Repeat exactly the lines of the listing from the line containing "Output the text content of this document." through its last line, and nothing beyond them.

[Extracted records]

- - -

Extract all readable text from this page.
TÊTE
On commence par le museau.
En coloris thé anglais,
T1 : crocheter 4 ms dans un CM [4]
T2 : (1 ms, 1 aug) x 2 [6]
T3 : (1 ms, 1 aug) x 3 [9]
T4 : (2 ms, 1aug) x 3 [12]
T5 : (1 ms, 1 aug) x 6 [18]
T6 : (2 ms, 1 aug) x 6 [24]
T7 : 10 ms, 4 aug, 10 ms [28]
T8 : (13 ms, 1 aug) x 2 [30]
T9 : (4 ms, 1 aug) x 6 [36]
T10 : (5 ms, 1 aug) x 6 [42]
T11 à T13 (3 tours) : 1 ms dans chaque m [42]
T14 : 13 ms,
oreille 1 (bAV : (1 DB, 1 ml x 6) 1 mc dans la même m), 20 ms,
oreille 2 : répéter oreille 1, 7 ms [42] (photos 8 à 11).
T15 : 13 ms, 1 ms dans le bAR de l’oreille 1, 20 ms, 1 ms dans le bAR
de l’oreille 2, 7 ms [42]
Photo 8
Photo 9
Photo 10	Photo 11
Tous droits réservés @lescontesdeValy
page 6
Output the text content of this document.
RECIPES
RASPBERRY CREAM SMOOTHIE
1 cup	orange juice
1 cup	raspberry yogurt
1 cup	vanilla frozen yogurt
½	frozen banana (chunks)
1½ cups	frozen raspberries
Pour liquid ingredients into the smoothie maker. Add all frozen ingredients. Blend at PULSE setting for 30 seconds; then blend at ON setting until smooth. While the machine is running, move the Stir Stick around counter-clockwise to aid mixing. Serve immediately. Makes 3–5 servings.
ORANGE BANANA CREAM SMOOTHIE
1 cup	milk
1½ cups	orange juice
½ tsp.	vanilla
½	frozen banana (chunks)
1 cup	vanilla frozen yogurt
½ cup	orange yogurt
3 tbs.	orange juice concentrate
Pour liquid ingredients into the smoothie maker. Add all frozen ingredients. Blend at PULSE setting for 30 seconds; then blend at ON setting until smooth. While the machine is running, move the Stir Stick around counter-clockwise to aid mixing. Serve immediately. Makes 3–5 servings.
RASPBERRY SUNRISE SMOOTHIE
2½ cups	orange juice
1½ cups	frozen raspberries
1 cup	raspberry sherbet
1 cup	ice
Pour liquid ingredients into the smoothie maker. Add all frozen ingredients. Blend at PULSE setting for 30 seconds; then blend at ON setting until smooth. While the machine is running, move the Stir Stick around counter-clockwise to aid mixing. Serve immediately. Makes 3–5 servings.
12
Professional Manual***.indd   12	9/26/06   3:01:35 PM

- - -

• Full answer
Output the text content of this document.
RECIPES
RASPBERRY CREAM SMOOTHIE
1 cup	orange juice
1 cup	raspberry yogurt
1 cup	vanilla frozen yogurt
½	frozen banana (chunks)
1½ cups	frozen raspberries
Pour liquid ingredients into the smoothie maker. Add all frozen ingredients. Blend at PULSE setting for 30 seconds; then blend at ON setting until smooth. While the machine is running, move the Stir Stick around counter-clockwise to aid mixing. Serve immediately. Makes 3–5 servings.
ORANGE BANANA CREAM SMOOTHIE
1 cup	milk
1½ cups	orange juice
½ tsp.	vanilla
½	frozen banana (chunks)
1 cup	vanilla frozen yogurt
½ cup	orange yogurt
3 tbs.	orange juice concentrate
Pour liquid ingredients into the smoothie maker. Add all frozen ingredients. Blend at PULSE setting for 30 seconds; then blend at ON setting until smooth. While the machine is running, move the Stir Stick around counter-clockwise to aid mixing. Serve immediately. Makes 3–5 servings.
RASPBERRY SUNRISE SMOOTHIE
2½ cups	orange juice
1½ cups	frozen raspberries
1 cup	raspberry sherbet
1 cup	ice
Pour liquid ingredients into the smoothie maker. Add all frozen ingredients. Blend at PULSE setting for 30 seconds; then blend at ON setting until smooth. While the machine is running, move the Stir Stick around counter-clockwise to aid mixing. Serve immediately. Makes 3–5 servings.
12
Professional Manual***.indd   12	9/26/06   3:01:35 PM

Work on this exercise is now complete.